### Exercise
Only lines with the string "comporter" matter here; gather them from the material below.

-- Start --

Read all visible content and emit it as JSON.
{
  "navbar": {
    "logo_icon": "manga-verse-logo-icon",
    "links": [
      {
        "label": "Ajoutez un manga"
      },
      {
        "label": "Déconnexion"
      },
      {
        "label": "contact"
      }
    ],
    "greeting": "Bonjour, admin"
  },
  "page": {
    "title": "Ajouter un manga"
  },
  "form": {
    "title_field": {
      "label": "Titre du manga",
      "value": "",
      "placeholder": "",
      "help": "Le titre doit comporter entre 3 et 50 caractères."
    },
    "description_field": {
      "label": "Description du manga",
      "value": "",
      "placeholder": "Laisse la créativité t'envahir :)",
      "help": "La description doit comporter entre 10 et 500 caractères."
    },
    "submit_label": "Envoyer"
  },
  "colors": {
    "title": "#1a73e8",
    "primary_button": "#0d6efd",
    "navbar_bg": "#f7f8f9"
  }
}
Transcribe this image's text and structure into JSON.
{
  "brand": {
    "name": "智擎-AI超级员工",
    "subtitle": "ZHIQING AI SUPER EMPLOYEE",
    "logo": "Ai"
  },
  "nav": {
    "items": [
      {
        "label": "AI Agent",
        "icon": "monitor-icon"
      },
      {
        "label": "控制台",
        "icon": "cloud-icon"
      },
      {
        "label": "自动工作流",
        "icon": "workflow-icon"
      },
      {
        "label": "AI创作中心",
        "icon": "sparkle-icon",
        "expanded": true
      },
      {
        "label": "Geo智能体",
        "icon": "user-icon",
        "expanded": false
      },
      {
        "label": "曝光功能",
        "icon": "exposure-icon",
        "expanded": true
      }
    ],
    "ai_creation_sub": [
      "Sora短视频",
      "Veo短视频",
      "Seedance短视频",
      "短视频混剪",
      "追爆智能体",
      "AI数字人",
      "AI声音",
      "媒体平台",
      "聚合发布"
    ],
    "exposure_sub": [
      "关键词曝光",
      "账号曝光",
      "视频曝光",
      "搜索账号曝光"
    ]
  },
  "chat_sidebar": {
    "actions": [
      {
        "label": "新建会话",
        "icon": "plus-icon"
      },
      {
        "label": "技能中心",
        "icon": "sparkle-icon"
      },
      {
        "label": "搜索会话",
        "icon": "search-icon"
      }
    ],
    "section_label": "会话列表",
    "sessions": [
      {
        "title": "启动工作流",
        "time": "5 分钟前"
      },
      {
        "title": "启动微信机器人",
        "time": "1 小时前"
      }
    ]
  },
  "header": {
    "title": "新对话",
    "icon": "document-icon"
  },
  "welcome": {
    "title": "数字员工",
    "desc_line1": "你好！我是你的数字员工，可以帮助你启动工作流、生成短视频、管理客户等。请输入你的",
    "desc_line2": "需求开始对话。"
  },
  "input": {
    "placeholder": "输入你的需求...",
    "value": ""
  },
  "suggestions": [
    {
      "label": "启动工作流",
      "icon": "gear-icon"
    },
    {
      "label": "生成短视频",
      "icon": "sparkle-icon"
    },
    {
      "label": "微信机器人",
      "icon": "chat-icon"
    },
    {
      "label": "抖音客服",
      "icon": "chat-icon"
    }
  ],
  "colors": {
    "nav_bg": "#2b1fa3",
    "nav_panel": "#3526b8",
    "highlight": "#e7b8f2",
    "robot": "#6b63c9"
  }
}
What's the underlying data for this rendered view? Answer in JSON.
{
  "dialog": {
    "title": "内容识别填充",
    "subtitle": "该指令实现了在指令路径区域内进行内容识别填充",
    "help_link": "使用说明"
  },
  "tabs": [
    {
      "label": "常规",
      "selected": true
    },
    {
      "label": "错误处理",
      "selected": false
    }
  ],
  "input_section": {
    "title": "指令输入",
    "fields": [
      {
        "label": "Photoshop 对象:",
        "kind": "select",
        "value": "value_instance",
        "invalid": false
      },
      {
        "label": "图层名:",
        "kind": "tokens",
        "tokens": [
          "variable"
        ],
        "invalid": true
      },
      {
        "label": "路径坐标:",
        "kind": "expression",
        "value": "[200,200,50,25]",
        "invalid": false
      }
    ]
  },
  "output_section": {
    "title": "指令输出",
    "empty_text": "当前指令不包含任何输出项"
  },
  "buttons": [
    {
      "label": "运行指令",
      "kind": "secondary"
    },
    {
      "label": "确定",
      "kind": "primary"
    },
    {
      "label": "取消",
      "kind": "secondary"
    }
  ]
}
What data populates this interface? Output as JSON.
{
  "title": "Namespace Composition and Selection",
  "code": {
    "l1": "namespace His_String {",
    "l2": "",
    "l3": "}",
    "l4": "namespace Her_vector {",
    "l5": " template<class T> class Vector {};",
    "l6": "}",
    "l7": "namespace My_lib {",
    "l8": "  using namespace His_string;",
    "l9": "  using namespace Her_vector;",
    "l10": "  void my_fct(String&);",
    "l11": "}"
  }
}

-- End --

### Output for this task
      "help": "Le titre doit comporter entre 3 et 50 caractères."
      "help": "La description doit comporter entre 10 et 500 caractères."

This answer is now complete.